• What needs to be done: Copy all lines that contain the word "last".

[Saved entries]

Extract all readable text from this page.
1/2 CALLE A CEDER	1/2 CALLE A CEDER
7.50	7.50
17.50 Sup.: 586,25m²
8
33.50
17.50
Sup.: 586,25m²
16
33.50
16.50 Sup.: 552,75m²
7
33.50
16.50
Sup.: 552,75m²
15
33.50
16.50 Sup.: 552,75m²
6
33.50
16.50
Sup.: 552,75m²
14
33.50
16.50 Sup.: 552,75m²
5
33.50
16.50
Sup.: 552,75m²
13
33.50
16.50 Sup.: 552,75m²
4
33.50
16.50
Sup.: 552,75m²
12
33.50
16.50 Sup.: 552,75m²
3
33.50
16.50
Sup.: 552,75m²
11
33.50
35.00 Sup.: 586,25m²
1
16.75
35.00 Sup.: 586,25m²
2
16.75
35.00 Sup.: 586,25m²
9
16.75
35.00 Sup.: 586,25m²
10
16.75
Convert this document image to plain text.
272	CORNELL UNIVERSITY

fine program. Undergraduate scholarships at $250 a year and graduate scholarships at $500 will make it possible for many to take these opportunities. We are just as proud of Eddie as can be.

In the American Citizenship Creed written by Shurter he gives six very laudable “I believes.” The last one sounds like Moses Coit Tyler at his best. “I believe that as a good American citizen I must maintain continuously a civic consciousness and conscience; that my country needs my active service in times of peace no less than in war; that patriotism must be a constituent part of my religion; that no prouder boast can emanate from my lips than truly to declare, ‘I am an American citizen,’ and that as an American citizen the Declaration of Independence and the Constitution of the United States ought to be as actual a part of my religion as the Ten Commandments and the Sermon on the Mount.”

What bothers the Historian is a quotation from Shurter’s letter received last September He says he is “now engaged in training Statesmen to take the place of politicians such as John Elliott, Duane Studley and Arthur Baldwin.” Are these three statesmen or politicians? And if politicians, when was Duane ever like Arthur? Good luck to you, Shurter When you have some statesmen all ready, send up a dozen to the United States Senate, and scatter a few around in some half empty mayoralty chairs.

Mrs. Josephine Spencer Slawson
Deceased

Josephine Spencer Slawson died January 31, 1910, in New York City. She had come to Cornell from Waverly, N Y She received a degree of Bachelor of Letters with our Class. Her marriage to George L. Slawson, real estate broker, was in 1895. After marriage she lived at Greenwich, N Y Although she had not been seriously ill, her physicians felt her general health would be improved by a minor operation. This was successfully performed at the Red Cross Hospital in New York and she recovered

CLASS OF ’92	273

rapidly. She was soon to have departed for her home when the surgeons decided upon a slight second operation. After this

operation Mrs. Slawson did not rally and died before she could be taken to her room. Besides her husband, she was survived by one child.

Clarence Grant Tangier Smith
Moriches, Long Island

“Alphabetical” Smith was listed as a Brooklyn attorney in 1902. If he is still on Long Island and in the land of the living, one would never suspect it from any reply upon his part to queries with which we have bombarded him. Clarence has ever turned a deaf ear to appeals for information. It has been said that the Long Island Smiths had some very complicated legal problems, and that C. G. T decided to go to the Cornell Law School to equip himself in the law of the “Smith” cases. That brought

• Solution to the exercise:
In the American Citizenship Creed written by Shurter he gives six very laudable “I believes.” The last one sounds like Moses Coit Tyler at his best. “I believe that as a good American citizen I must maintain continuously a civic consciousness and conscience; that my country needs my active service in times of peace no less than in war; that patriotism must be a constituent part of my religion; that no prouder boast can emanate from my lips than truly to declare, ‘I am an American citizen,’ and that as an American citizen the Declaration of Independence and the Constitution of the United States ought to be as actual a part of my religion as the Ten Commandments and the Sermon on the Mount.”
What bothers the Historian is a quotation from Shurter’s letter received last September He says he is “now engaged in training Statesmen to take the place of politicians such as John Elliott, Duane Studley and Arthur Baldwin.” Are these three statesmen or politicians? And if politicians, when was Duane ever like Arthur? Good luck to you, Shurter When you have some statesmen all ready, send up a dozen to the United States Senate, and scatter a few around in some half empty mayoralty chairs.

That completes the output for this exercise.